(BRANO CITATO)
──────────────────────────────

Discarica di Bellolampo: indagato Cammarata, sindaco di Palermo

Notificato oggi l'avviso di garanzia. Assieme al primo cittadino sono indagati una dozzina di dirigenti dell'Amia.

Disastro doloso, inquinamento del sottosuolo, gestione abusiva di discarica, abbandono di rifiuti speciali: sono questi alcuni dei reati ipotizzati nei confronti del sindaco di Palermo Diego Cammarata, (Pdl), indagato dalla Procura nell'ambito dell'inchiesta sulla discarica di Bellolampo gestita dall'Amia, l'ex azienda municipalizzata per la raccolta dei rifiuti.

Quest'oggi i carabinieri del Nucleo operativo ecologico hanno notificato un avviso per il compimento di "accertamenti irripetibili" nella discarica di Bellolampo, utilizzata dall'Azienda per l'igiene ambientale del capoluogo dell'isola per i rifiuti del comprensorio metropolitano. Nelle scorse settimane il Pm Calogero Ferrara, titolare del fascicolo, aveva svolto una serie di accertamenti che avevano portato a scoprire la presenza di un liquido estremamente velenoso, il percolato, e le sue infiltrazioni nel sottosuolo.

──────────────────────────────

(ESTRATTI DEI RECORD)
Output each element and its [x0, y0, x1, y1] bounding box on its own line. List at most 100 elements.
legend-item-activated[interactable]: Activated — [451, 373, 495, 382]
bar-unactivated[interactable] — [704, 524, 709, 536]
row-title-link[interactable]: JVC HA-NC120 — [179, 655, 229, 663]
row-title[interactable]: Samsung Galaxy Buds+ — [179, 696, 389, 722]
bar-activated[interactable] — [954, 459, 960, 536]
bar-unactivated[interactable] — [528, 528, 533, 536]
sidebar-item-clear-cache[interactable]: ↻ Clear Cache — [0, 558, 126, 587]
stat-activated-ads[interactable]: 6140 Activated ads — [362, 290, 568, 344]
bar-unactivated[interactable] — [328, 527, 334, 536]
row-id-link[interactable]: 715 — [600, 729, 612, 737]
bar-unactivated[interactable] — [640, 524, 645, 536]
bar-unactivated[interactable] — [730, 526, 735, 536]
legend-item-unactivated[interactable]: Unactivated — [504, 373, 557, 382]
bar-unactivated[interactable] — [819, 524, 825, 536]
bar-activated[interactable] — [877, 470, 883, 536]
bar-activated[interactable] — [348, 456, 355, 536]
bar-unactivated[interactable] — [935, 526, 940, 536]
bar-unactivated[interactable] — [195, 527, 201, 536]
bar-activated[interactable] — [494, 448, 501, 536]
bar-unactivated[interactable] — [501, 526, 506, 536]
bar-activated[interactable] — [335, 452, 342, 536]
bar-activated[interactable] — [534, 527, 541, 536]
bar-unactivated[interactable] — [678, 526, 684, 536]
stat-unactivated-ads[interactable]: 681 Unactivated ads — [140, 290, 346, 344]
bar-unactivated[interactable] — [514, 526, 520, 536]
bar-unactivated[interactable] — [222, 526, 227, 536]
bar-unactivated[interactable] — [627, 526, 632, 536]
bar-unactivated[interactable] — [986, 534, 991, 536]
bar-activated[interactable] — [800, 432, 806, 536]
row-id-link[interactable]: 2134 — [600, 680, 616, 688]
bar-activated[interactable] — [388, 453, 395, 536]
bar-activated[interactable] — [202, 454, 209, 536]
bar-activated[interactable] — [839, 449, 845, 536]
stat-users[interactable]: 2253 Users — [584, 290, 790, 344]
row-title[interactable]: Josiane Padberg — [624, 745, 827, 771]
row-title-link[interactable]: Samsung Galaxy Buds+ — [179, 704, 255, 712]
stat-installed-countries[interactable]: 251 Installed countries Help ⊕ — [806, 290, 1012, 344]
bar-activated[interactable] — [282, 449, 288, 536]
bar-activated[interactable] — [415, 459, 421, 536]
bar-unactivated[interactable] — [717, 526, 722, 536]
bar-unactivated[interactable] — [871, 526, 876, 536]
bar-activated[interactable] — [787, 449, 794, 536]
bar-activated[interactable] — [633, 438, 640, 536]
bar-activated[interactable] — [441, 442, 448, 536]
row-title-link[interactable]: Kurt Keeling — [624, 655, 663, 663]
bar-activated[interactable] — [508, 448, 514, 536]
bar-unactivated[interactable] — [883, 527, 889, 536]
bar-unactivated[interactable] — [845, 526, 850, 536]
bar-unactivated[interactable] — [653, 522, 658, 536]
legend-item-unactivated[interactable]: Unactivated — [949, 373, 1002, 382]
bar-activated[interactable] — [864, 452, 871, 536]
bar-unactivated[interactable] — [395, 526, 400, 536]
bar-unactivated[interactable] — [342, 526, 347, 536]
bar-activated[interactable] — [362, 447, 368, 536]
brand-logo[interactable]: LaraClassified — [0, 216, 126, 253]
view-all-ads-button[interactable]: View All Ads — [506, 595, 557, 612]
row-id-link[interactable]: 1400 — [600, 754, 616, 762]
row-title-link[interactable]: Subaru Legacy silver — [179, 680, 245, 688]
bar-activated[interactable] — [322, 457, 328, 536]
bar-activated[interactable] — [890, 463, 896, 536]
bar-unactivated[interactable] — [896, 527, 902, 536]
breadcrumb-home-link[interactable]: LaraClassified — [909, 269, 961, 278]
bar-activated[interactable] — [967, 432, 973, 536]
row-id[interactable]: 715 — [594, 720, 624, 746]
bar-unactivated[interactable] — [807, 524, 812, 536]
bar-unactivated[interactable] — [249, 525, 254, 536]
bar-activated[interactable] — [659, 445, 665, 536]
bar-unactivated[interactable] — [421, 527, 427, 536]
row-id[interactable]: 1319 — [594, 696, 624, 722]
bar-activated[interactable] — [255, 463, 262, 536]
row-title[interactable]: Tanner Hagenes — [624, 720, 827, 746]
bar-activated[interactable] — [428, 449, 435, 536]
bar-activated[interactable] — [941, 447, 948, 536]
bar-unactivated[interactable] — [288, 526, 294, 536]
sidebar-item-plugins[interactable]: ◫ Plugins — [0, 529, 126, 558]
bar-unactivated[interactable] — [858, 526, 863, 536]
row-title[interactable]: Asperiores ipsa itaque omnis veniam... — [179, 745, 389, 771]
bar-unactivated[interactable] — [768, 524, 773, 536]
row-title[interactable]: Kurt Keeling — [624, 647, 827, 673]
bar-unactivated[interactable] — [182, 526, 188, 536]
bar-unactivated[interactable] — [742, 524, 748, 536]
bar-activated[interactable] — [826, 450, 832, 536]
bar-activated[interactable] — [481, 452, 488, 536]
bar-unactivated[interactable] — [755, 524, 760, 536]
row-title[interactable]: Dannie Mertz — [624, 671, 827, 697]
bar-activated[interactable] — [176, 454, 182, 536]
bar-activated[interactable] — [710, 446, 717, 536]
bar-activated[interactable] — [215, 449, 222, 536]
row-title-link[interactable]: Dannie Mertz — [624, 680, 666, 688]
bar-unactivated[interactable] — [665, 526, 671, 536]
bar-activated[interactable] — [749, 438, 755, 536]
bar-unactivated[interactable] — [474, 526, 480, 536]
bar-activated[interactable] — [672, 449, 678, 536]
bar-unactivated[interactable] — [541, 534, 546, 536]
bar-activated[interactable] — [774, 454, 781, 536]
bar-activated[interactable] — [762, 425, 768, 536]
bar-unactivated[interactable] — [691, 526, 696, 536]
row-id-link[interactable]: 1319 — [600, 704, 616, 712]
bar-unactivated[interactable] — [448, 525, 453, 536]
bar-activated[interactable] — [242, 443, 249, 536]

──────────────────────────────

(ANALISI DEL MATERIALE)
- A) Secondo il brano citato sulla discarica di Bellolampo, quale pubblico ministero è titolare del fascicolo?
- B) Elenchi i reati ipotizzati nei confronti del sindaco che il brano sulla discarica di Bellolampo riporta.
- C) Prosegua il brano sull'inchiesta relativa alla discarica di Bellolampo a partire dall'ultima frase riportata.

(RISPOSTE AI COMPITI)
- A) Il Pm Calogero Ferrara.

- B)
- Disastro doloso
- Inquinamento del sottosuolo
- Gestione abusiva di discarica
- Abbandono di rifiuti speciali

- C)
In particolare erano state scoperte tracce di sofiti, nitrati e metalli pesanti nelle acque di alcuni pozzi della zona. Segno evidente per i consulenti della Procura, della infiltrazione dalla discarica di Bellolampo, che sorge su una collina sovrastante la citta'. Assieme a Cammarata sono indagati una dozzina di dirigenti gia' in carica o ancora in servizio, dell'Amia.

"Cos'altro aspetta il governo a sollevare dall'incarico il sindaco di Palermo?".
Così il senatore Fabio Giambrone, commissario regionale siciliano di Italia dei Valori, ha commentato la notizia. "Dai brogli - prosegue Giambrone - alla gestione scellerata dei rifiuti,
- attendiamo una presa di posizione che restituisca chiarezza e legalità al comune di Palermo».